THE EXERCISE: Count the lines below that contain the word "CoNC", and report only that number.
---------------
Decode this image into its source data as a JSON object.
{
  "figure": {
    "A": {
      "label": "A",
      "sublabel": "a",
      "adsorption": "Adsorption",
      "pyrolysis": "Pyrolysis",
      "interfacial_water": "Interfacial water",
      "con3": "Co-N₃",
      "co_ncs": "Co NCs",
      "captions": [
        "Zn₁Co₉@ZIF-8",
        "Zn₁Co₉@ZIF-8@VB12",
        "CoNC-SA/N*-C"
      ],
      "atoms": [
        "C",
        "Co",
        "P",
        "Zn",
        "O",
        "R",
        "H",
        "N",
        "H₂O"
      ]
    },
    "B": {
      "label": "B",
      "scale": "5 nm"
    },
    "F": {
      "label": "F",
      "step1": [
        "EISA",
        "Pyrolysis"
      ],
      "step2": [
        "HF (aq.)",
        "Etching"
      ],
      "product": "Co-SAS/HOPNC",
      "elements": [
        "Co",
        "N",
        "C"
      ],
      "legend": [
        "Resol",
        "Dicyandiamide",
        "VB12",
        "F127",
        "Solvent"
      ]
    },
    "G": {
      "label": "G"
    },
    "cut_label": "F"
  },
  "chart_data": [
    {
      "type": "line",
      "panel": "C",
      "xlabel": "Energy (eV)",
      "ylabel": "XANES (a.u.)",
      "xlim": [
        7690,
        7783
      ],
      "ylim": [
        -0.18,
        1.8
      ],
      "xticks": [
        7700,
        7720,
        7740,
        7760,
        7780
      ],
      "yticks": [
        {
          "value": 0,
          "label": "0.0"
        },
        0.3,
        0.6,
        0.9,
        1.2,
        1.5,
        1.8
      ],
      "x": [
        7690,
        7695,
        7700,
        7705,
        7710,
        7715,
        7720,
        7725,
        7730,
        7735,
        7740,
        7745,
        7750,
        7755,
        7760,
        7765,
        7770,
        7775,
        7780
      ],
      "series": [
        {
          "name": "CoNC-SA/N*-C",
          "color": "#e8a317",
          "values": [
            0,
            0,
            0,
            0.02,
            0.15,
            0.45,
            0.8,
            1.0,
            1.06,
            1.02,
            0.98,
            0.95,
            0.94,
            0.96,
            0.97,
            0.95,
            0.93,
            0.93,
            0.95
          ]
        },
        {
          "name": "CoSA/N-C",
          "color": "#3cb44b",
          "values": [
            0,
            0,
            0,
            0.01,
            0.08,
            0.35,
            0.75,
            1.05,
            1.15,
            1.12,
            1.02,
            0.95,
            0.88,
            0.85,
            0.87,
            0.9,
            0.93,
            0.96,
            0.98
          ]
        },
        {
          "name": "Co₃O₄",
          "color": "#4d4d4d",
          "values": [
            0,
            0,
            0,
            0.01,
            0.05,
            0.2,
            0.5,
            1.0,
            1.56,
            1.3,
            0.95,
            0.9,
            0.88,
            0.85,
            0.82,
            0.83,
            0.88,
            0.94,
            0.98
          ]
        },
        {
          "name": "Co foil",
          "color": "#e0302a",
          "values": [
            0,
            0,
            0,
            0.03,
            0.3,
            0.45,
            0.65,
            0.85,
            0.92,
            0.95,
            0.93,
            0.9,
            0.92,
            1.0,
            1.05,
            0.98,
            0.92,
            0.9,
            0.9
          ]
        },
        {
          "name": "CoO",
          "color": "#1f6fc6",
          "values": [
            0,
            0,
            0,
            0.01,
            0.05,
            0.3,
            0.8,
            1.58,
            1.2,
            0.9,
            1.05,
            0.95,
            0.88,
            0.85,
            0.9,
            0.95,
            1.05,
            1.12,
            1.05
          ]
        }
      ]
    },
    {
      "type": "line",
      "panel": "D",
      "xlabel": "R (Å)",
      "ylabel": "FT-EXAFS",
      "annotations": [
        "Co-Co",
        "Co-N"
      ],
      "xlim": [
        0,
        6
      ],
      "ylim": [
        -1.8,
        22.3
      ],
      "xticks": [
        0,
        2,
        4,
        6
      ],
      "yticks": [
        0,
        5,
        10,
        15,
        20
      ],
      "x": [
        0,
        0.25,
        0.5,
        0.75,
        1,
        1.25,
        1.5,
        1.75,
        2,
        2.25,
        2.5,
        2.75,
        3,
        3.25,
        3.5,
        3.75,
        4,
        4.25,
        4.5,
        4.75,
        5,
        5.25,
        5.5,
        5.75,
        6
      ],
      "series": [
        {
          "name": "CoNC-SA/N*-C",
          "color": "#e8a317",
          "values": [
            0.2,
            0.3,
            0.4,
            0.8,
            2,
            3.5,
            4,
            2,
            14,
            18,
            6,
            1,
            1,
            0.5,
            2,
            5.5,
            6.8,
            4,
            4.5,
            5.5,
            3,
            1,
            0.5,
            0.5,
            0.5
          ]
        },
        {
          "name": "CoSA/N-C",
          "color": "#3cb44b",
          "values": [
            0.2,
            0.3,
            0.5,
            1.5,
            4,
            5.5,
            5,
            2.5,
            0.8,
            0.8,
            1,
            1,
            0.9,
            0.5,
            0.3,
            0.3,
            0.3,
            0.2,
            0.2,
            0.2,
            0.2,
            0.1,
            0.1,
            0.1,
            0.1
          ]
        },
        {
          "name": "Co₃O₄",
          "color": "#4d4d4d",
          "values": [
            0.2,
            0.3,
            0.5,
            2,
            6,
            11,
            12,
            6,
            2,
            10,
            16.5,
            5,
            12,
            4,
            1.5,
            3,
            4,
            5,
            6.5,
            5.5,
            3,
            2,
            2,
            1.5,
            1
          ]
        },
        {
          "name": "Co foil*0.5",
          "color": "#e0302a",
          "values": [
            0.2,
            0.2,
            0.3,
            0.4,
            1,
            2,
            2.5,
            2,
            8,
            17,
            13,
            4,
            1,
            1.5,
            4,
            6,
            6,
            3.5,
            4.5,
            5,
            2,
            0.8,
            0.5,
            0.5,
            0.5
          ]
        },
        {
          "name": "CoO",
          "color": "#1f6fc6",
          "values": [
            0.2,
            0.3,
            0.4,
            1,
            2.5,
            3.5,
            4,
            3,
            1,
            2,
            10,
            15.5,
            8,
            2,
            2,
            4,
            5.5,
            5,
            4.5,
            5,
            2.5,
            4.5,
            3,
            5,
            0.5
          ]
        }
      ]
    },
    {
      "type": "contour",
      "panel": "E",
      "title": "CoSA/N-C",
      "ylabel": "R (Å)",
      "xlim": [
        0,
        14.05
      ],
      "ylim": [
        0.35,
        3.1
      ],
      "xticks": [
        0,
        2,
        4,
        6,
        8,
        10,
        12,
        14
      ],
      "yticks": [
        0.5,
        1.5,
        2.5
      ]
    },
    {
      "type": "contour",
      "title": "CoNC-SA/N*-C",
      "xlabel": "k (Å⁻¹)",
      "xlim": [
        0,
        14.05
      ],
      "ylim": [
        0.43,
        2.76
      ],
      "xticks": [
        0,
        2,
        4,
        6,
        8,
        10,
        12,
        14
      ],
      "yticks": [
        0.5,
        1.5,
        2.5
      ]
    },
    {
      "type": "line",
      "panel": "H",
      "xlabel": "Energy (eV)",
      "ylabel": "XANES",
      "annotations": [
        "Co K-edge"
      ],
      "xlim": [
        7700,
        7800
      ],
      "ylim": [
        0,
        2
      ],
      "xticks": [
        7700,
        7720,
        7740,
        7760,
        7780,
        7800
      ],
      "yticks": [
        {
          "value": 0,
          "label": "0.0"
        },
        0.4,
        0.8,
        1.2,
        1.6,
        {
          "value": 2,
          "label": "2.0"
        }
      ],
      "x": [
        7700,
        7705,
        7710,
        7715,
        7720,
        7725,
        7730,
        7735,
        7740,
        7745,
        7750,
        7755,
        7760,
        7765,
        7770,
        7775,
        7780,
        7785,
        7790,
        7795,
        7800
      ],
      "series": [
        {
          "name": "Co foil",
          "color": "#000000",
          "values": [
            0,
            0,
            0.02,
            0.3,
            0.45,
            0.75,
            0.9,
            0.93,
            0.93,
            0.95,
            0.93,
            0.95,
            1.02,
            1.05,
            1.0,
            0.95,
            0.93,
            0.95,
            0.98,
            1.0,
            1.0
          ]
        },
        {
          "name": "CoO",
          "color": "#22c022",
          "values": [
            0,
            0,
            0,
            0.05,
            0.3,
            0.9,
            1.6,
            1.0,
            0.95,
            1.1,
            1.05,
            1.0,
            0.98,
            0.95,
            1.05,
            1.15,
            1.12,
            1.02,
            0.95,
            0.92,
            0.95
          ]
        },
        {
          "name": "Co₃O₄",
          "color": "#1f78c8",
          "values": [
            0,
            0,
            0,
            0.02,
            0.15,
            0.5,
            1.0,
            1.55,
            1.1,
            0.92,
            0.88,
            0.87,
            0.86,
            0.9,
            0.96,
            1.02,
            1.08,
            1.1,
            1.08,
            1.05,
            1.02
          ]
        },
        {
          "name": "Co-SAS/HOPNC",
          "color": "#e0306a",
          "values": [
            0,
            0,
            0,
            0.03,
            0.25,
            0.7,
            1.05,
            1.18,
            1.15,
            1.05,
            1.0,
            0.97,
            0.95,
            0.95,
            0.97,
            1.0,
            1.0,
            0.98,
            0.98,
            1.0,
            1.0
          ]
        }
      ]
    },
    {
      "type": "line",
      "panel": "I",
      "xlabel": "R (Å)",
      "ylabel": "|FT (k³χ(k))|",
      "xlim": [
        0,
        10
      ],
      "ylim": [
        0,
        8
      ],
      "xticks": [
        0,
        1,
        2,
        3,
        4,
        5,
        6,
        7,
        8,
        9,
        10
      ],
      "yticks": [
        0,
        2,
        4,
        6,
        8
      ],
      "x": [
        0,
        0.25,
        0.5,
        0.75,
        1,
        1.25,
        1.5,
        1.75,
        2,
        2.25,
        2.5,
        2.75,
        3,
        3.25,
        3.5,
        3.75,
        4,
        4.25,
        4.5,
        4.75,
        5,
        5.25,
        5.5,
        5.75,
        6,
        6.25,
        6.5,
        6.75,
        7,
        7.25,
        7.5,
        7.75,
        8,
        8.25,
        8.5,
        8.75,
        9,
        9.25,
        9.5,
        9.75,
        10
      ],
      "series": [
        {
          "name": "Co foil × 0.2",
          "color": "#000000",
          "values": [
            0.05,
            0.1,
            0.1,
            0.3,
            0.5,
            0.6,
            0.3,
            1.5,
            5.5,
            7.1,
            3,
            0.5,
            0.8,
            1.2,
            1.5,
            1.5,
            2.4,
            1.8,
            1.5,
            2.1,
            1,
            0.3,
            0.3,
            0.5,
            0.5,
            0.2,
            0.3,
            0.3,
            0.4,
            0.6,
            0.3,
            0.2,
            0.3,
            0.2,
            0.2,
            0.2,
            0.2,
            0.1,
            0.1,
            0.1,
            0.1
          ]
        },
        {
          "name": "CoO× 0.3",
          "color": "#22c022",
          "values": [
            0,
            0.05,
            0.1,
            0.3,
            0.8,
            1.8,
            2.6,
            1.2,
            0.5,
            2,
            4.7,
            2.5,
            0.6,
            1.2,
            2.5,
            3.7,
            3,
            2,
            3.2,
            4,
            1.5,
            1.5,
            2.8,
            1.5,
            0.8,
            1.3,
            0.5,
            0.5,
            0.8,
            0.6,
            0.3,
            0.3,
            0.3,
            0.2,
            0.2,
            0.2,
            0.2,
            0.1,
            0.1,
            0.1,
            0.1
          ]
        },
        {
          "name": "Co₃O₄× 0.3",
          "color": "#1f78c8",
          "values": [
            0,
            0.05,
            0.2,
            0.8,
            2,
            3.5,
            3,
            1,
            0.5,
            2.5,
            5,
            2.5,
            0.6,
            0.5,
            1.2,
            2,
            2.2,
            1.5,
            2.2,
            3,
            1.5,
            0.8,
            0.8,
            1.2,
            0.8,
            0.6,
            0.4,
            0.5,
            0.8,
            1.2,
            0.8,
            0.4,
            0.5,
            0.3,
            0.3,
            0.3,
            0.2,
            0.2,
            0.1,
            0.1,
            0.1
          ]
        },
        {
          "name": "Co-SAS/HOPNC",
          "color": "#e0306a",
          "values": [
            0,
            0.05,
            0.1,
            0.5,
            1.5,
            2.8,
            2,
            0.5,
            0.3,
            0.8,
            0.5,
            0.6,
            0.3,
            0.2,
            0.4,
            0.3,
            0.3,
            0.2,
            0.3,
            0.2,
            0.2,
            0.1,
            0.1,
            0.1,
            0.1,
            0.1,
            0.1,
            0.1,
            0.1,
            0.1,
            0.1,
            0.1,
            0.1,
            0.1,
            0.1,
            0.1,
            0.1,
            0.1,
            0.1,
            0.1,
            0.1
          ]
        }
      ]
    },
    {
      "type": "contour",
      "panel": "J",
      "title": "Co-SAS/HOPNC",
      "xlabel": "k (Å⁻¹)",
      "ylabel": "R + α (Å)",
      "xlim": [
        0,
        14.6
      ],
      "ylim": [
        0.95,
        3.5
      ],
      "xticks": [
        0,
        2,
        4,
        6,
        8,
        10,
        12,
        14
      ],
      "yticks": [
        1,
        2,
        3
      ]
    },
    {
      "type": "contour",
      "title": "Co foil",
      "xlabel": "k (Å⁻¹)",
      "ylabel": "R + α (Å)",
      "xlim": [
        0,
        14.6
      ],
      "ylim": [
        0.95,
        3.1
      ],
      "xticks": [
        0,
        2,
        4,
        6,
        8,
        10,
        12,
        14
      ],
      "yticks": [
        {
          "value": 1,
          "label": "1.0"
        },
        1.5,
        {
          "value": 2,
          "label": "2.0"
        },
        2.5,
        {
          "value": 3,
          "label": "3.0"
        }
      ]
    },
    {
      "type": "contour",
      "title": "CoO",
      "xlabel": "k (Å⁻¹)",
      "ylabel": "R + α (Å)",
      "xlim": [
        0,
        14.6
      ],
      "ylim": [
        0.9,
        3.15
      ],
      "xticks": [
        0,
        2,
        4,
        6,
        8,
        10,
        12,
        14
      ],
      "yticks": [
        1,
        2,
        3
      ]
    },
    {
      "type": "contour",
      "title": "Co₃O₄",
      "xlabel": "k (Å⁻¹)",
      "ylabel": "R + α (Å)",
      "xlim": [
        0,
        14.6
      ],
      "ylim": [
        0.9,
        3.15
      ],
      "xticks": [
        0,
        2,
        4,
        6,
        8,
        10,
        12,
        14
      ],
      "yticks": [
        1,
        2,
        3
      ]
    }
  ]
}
---------------
THE OUTPUT: 4